▶ **Problem requirements**
Transcribe the records that follow exactly. Skip the pictures.
Start Dataset extract
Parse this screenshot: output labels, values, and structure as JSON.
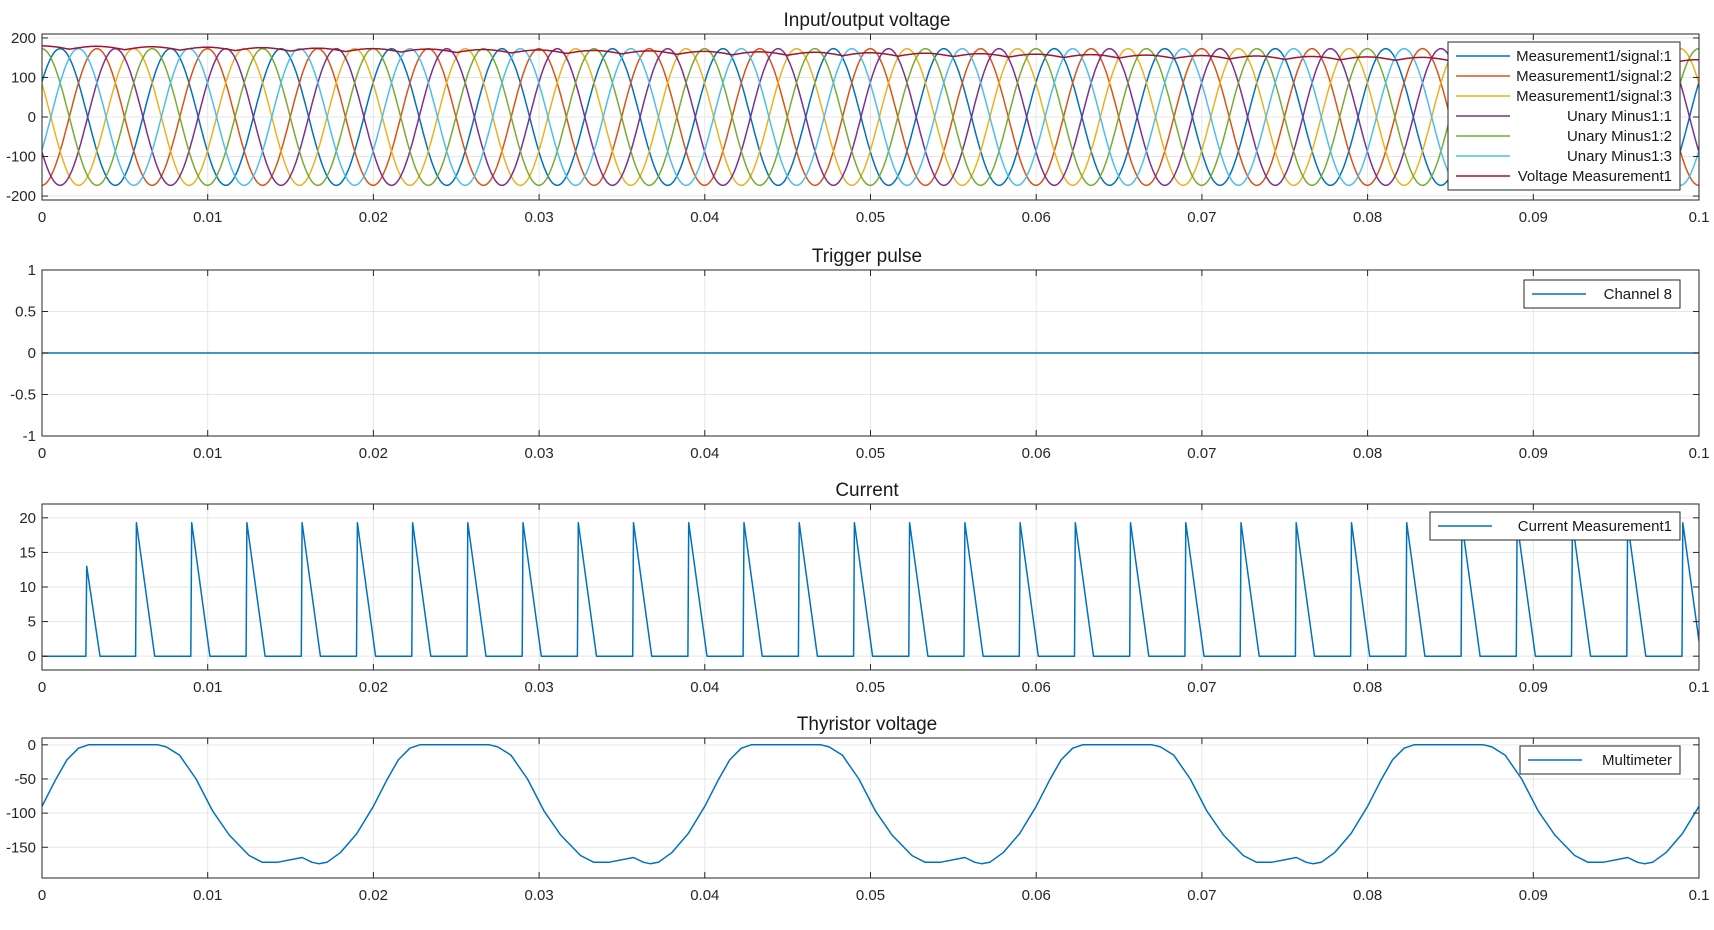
{
  "figure": {
    "background": "#ffffff",
    "axis_color": "#262626",
    "grid_color": "#e6e6e6"
  },
  "chart_data": [
    {
      "type": "line",
      "title": "Input/output voltage",
      "xlim": [
        0,
        0.1
      ],
      "ylim": [
        -210,
        210
      ],
      "xticks": [
        0,
        0.01,
        0.02,
        0.03,
        0.04,
        0.05,
        0.06,
        0.07,
        0.08,
        0.09,
        0.1
      ],
      "xtick_labels": [
        "0",
        "0.01",
        "0.02",
        "0.03",
        "0.04",
        "0.05",
        "0.06",
        "0.07",
        "0.08",
        "0.09",
        "0.1"
      ],
      "yticks": [
        -200,
        -100,
        0,
        100,
        200
      ],
      "ytick_labels": [
        "-200",
        "-100",
        "0",
        "100",
        "200"
      ],
      "grid": true,
      "legend_position": "top-right",
      "series": [
        {
          "name": "Measurement1/signal:1",
          "color": "#0072bd",
          "shape": "sine",
          "amplitude": 173,
          "frequency_hz": 150,
          "phase_deg": 31
        },
        {
          "name": "Measurement1/signal:2",
          "color": "#d95319",
          "shape": "sine",
          "amplitude": 173,
          "frequency_hz": 150,
          "phase_deg": -89
        },
        {
          "name": "Measurement1/signal:3",
          "color": "#edb120",
          "shape": "sine",
          "amplitude": 173,
          "frequency_hz": 150,
          "phase_deg": 151
        },
        {
          "name": "Unary Minus1:1",
          "color": "#7e2f8e",
          "shape": "sine",
          "amplitude": 173,
          "frequency_hz": 150,
          "phase_deg": 211
        },
        {
          "name": "Unary Minus1:2",
          "color": "#77ac30",
          "shape": "sine",
          "amplitude": 173,
          "frequency_hz": 150,
          "phase_deg": 91
        },
        {
          "name": "Unary Minus1:3",
          "color": "#4dbeee",
          "shape": "sine",
          "amplitude": 173,
          "frequency_hz": 150,
          "phase_deg": 331
        },
        {
          "name": "Voltage Measurement1",
          "color": "#a2142f",
          "shape": "ripple",
          "x": [
            0,
            0.1
          ],
          "y": [
            180,
            145
          ]
        }
      ]
    },
    {
      "type": "line",
      "title": "Trigger pulse",
      "xlim": [
        0,
        0.1
      ],
      "ylim": [
        -1,
        1
      ],
      "xticks": [
        0,
        0.01,
        0.02,
        0.03,
        0.04,
        0.05,
        0.06,
        0.07,
        0.08,
        0.09,
        0.1
      ],
      "xtick_labels": [
        "0",
        "0.01",
        "0.02",
        "0.03",
        "0.04",
        "0.05",
        "0.06",
        "0.07",
        "0.08",
        "0.09",
        "0.1"
      ],
      "yticks": [
        -1,
        -0.5,
        0,
        0.5,
        1
      ],
      "ytick_labels": [
        "-1",
        "-0.5",
        "0",
        "0.5",
        "1"
      ],
      "grid": true,
      "legend_position": "top-right",
      "series": [
        {
          "name": "Channel 8",
          "color": "#0072bd",
          "x": [
            0,
            0.1
          ],
          "y": [
            0,
            0
          ]
        }
      ]
    },
    {
      "type": "line",
      "title": "Current",
      "xlim": [
        0,
        0.1
      ],
      "ylim": [
        -2,
        22
      ],
      "xticks": [
        0,
        0.01,
        0.02,
        0.03,
        0.04,
        0.05,
        0.06,
        0.07,
        0.08,
        0.09,
        0.1
      ],
      "xtick_labels": [
        "0",
        "0.01",
        "0.02",
        "0.03",
        "0.04",
        "0.05",
        "0.06",
        "0.07",
        "0.08",
        "0.09",
        "0.1"
      ],
      "yticks": [
        0,
        5,
        10,
        15,
        20
      ],
      "ytick_labels": [
        "0",
        "5",
        "10",
        "15",
        "20"
      ],
      "grid": true,
      "legend_position": "top-right",
      "series": [
        {
          "name": "Current Measurement1",
          "color": "#0072bd",
          "shape": "pulse_train",
          "first_pulse": {
            "x": 0.0027,
            "peak": 13,
            "end": 0.0035
          },
          "period": 0.003333,
          "rise_start": 0.0057,
          "fall_duration": 0.0011,
          "peak": 19.3
        }
      ]
    },
    {
      "type": "line",
      "title": "Thyristor voltage",
      "xlim": [
        0,
        0.1
      ],
      "ylim": [
        -195,
        10
      ],
      "xticks": [
        0,
        0.01,
        0.02,
        0.03,
        0.04,
        0.05,
        0.06,
        0.07,
        0.08,
        0.09,
        0.1
      ],
      "xtick_labels": [
        "0",
        "0.01",
        "0.02",
        "0.03",
        "0.04",
        "0.05",
        "0.06",
        "0.07",
        "0.08",
        "0.09",
        "0.1"
      ],
      "yticks": [
        -150,
        -100,
        -50,
        0
      ],
      "ytick_labels": [
        "-150",
        "-100",
        "-50",
        "0"
      ],
      "grid": true,
      "legend_position": "top-right",
      "series": [
        {
          "name": "Multimeter",
          "color": "#0072bd",
          "period": 0.02,
          "x": [
            0,
            0.0008,
            0.0015,
            0.0022,
            0.0028,
            0.007,
            0.0075,
            0.0083,
            0.0093,
            0.0103,
            0.0113,
            0.0125,
            0.0133,
            0.0142,
            0.0157,
            0.0163,
            0.0167,
            0.0172,
            0.018,
            0.019,
            0.02
          ],
          "y": [
            -90,
            -52,
            -22,
            -5,
            0,
            0,
            -3,
            -15,
            -50,
            -97,
            -132,
            -162,
            -172,
            -172,
            -165,
            -172,
            -174,
            -172,
            -158,
            -130,
            -90
          ]
        }
      ]
    }
  ]
}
End Dataset extract
▶ **Result of the exercise**
Parse this screenshot: output labels, values, and structure as JSON.
{
  "figure": {
    "background": "#ffffff",
    "axis_color": "#262626",
    "grid_color": "#e6e6e6"
  },
  "chart_data": [
    {
      "type": "line",
      "title": "Input/output voltage",
      "xlim": [
        0,
        0.1
      ],
      "ylim": [
        -210,
        210
      ],
      "xticks": [
        0,
        0.01,
        0.02,
        0.03,
        0.04,
        0.05,
        0.06,
        0.07,
        0.08,
        0.09,
        0.1
      ],
      "xtick_labels": [
        "0",
        "0.01",
        "0.02",
        "0.03",
        "0.04",
        "0.05",
        "0.06",
        "0.07",
        "0.08",
        "0.09",
        "0.1"
      ],
      "yticks": [
        -200,
        -100,
        0,
        100,
        200
      ],
      "ytick_labels": [
        "-200",
        "-100",
        "0",
        "100",
        "200"
      ],
      "grid": true,
      "legend_position": "top-right",
      "series": [
        {
          "name": "Measurement1/signal:1",
          "color": "#0072bd",
          "shape": "sine",
          "amplitude": 173,
          "frequency_hz": 150,
          "phase_deg": 31
        },
        {
          "name": "Measurement1/signal:2",
          "color": "#d95319",
          "shape": "sine",
          "amplitude": 173,
          "frequency_hz": 150,
          "phase_deg": -89
        },
        {
          "name": "Measurement1/signal:3",
          "color": "#edb120",
          "shape": "sine",
          "amplitude": 173,
          "frequency_hz": 150,
          "phase_deg": 151
        },
        {
          "name": "Unary Minus1:1",
          "color": "#7e2f8e",
          "shape": "sine",
          "amplitude": 173,
          "frequency_hz": 150,
          "phase_deg": 211
        },
        {
          "name": "Unary Minus1:2",
          "color": "#77ac30",
          "shape": "sine",
          "amplitude": 173,
          "frequency_hz": 150,
          "phase_deg": 91
        },
        {
          "name": "Unary Minus1:3",
          "color": "#4dbeee",
          "shape": "sine",
          "amplitude": 173,
          "frequency_hz": 150,
          "phase_deg": 331
        },
        {
          "name": "Voltage Measurement1",
          "color": "#a2142f",
          "shape": "ripple",
          "x": [
            0,
            0.1
          ],
          "y": [
            180,
            145
          ]
        }
      ]
    },
    {
      "type": "line",
      "title": "Trigger pulse",
      "xlim": [
        0,
        0.1
      ],
      "ylim": [
        -1,
        1
      ],
      "xticks": [
        0,
        0.01,
        0.02,
        0.03,
        0.04,
        0.05,
        0.06,
        0.07,
        0.08,
        0.09,
        0.1
      ],
      "xtick_labels": [
        "0",
        "0.01",
        "0.02",
        "0.03",
        "0.04",
        "0.05",
        "0.06",
        "0.07",
        "0.08",
        "0.09",
        "0.1"
      ],
      "yticks": [
        -1,
        -0.5,
        0,
        0.5,
        1
      ],
      "ytick_labels": [
        "-1",
        "-0.5",
        "0",
        "0.5",
        "1"
      ],
      "grid": true,
      "legend_position": "top-right",
      "series": [
        {
          "name": "Channel 8",
          "color": "#0072bd",
          "x": [
            0,
            0.1
          ],
          "y": [
            0,
            0
          ]
        }
      ]
    },
    {
      "type": "line",
      "title": "Current",
      "xlim": [
        0,
        0.1
      ],
      "ylim": [
        -2,
        22
      ],
      "xticks": [
        0,
        0.01,
        0.02,
        0.03,
        0.04,
        0.05,
        0.06,
        0.07,
        0.08,
        0.09,
        0.1
      ],
      "xtick_labels": [
        "0",
        "0.01",
        "0.02",
        "0.03",
        "0.04",
        "0.05",
        "0.06",
        "0.07",
        "0.08",
        "0.09",
        "0.1"
      ],
      "yticks": [
        0,
        5,
        10,
        15,
        20
      ],
      "ytick_labels": [
        "0",
        "5",
        "10",
        "15",
        "20"
      ],
      "grid": true,
      "legend_position": "top-right",
      "series": [
        {
          "name": "Current Measurement1",
          "color": "#0072bd",
          "shape": "pulse_train",
          "first_pulse": {
            "x": 0.0027,
            "peak": 13,
            "end": 0.0035
          },
          "period": 0.003333,
          "rise_start": 0.0057,
          "fall_duration": 0.0011,
          "peak": 19.3
        }
      ]
    },
    {
      "type": "line",
      "title": "Thyristor voltage",
      "xlim": [
        0,
        0.1
      ],
      "ylim": [
        -195,
        10
      ],
      "xticks": [
        0,
        0.01,
        0.02,
        0.03,
        0.04,
        0.05,
        0.06,
        0.07,
        0.08,
        0.09,
        0.1
      ],
      "xtick_labels": [
        "0",
        "0.01",
        "0.02",
        "0.03",
        "0.04",
        "0.05",
        "0.06",
        "0.07",
        "0.08",
        "0.09",
        "0.1"
      ],
      "yticks": [
        -150,
        -100,
        -50,
        0
      ],
      "ytick_labels": [
        "-150",
        "-100",
        "-50",
        "0"
      ],
      "grid": true,
      "legend_position": "top-right",
      "series": [
        {
          "name": "Multimeter",
          "color": "#0072bd",
          "period": 0.02,
          "x": [
            0,
            0.0008,
            0.0015,
            0.0022,
            0.0028,
            0.007,
            0.0075,
            0.0083,
            0.0093,
            0.0103,
            0.0113,
            0.0125,
            0.0133,
            0.0142,
            0.0157,
            0.0163,
            0.0167,
            0.0172,
            0.018,
            0.019,
            0.02
          ],
          "y": [
            -90,
            -52,
            -22,
            -5,
            0,
            0,
            -3,
            -15,
            -50,
            -97,
            -132,
            -162,
            -172,
            -172,
            -165,
            -172,
            -174,
            -172,
            -158,
            -130,
            -90
          ]
        }
      ]
    }
  ]
}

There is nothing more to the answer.